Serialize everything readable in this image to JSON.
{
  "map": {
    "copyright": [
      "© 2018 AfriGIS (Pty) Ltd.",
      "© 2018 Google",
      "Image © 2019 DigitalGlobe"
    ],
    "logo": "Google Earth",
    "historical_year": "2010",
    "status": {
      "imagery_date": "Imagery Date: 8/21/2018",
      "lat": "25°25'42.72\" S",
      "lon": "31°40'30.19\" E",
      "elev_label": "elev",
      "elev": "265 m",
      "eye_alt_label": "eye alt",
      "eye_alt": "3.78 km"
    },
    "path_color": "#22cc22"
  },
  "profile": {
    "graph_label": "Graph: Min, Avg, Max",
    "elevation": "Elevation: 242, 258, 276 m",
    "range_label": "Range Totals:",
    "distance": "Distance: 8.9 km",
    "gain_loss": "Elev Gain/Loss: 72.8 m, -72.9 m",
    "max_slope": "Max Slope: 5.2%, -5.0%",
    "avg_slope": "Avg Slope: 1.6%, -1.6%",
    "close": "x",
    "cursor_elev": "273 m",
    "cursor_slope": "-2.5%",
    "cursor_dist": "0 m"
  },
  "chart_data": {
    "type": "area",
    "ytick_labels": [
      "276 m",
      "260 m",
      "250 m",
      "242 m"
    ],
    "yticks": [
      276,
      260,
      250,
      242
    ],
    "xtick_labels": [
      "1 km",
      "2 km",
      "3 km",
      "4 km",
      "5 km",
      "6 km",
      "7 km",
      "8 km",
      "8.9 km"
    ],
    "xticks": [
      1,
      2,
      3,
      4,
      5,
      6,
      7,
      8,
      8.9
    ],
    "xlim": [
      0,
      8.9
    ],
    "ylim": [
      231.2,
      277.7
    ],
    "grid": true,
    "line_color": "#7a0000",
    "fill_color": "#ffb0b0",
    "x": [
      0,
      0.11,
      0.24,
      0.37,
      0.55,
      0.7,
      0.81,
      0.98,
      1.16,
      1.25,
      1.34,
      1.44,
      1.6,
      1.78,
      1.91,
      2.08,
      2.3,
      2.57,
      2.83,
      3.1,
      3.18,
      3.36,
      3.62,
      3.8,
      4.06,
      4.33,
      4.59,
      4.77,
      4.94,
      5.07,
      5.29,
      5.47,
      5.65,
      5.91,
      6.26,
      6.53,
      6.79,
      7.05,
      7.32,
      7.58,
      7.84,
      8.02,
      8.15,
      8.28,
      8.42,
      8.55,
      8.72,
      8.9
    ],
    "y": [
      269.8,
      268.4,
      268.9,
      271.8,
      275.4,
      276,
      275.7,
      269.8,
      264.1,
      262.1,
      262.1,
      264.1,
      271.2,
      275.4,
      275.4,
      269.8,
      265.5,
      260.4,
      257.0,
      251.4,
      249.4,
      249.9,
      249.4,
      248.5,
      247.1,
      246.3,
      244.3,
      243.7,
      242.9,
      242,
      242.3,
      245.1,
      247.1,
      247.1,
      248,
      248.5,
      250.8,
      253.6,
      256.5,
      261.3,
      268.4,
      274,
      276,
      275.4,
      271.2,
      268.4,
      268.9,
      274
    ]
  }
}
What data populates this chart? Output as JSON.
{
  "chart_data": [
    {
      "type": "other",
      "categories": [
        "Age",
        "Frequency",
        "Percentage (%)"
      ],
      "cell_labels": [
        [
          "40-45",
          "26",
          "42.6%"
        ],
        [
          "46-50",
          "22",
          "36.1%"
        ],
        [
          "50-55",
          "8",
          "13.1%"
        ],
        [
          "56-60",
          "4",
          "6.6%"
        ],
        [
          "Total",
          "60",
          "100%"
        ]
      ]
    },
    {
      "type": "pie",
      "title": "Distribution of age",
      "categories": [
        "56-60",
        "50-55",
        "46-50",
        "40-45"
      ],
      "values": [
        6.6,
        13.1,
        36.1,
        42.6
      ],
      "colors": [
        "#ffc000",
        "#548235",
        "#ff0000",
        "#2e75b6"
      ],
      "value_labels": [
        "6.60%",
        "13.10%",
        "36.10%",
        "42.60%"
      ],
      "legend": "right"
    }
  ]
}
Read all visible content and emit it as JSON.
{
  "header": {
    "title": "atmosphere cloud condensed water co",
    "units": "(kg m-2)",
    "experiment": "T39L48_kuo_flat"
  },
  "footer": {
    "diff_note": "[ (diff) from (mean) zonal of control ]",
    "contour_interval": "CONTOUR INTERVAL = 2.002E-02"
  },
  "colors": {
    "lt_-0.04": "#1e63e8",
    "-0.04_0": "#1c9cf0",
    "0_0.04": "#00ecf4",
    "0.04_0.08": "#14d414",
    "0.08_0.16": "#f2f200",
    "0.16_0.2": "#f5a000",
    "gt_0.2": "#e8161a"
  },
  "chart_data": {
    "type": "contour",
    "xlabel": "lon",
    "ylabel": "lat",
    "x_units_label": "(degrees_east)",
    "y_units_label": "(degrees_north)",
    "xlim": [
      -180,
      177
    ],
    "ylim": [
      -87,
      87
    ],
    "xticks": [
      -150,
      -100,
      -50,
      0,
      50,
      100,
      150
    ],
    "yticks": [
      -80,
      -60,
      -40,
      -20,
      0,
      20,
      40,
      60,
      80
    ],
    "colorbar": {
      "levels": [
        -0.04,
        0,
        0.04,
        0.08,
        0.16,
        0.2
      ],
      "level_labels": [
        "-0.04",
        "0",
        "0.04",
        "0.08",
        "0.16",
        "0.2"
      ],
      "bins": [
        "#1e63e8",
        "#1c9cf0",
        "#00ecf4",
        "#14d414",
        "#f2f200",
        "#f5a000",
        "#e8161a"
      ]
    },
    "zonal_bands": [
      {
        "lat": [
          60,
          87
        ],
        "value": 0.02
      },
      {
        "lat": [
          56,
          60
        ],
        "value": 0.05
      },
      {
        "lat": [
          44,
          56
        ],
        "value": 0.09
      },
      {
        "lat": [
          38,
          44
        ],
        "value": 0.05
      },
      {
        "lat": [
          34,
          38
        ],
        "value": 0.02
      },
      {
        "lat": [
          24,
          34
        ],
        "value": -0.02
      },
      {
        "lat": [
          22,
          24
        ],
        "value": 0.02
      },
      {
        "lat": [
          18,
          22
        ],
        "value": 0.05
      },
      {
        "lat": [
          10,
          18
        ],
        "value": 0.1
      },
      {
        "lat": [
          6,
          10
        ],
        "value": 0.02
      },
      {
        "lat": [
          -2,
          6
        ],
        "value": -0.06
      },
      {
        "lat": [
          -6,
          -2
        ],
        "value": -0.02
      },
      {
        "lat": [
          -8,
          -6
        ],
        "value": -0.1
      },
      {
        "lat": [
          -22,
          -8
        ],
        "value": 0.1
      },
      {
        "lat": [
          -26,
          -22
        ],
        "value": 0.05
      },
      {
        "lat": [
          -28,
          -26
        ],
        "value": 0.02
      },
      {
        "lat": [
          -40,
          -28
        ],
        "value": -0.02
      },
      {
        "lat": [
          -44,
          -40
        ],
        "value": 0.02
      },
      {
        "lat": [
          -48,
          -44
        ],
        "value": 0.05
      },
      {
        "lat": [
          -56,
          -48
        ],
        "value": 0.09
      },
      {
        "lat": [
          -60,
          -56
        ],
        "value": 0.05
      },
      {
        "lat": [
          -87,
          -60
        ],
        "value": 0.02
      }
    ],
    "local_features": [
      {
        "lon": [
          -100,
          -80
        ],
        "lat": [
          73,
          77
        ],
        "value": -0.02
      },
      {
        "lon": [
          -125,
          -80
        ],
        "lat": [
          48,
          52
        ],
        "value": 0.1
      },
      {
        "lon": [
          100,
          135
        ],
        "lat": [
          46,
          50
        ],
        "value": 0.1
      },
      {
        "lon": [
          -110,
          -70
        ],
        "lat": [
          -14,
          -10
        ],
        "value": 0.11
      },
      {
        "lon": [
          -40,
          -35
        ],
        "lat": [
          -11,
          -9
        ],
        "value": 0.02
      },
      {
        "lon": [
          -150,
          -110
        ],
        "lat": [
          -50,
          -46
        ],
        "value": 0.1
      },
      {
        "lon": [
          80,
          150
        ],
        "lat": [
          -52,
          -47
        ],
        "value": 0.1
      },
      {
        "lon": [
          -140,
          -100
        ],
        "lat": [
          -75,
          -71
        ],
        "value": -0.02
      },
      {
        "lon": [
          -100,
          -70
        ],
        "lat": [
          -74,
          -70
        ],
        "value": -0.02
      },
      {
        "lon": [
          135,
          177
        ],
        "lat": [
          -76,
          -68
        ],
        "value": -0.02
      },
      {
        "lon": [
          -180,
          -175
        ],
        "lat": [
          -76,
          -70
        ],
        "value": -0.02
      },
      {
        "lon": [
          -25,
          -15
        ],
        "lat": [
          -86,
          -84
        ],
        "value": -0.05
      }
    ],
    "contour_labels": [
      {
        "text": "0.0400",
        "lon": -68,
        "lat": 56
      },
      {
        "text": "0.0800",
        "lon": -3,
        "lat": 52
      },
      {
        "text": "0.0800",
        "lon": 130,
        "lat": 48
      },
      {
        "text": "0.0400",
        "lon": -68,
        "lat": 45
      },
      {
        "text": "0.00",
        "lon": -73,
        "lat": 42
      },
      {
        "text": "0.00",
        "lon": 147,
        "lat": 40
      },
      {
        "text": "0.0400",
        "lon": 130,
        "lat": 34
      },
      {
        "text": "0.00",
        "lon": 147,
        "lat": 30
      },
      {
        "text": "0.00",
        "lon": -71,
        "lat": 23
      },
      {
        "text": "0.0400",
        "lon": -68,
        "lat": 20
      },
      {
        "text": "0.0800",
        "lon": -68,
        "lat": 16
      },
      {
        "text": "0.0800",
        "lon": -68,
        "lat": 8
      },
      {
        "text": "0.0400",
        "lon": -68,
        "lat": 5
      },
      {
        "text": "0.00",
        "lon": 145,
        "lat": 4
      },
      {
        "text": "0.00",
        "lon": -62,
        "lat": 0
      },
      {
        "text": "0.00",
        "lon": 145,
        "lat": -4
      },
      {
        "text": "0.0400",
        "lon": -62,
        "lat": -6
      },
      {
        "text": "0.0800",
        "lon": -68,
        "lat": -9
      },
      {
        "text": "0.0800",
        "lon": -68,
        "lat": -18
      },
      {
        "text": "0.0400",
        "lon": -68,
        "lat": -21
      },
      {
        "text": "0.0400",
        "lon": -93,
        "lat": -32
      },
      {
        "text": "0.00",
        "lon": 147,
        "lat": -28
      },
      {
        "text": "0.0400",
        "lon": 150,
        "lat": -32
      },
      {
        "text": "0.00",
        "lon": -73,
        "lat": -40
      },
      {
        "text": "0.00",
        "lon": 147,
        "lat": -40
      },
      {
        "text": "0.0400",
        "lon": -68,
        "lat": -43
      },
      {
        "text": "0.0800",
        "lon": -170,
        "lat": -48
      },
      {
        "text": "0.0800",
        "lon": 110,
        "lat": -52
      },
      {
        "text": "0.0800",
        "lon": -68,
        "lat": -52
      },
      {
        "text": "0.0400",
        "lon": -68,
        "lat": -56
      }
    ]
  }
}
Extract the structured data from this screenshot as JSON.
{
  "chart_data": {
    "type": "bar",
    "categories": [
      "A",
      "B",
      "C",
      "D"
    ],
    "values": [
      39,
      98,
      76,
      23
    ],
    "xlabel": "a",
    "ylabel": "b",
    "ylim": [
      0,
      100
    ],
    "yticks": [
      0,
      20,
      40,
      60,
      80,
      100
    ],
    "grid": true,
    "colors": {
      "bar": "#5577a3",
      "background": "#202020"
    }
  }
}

WRITTEN TASK - Using the listing, collect all lines in which the string "type" is found.

SOLUTION BELOW -
    "type": "area",
      "type": "other",
      "type": "pie",
    "type": "contour",
    "type": "bar",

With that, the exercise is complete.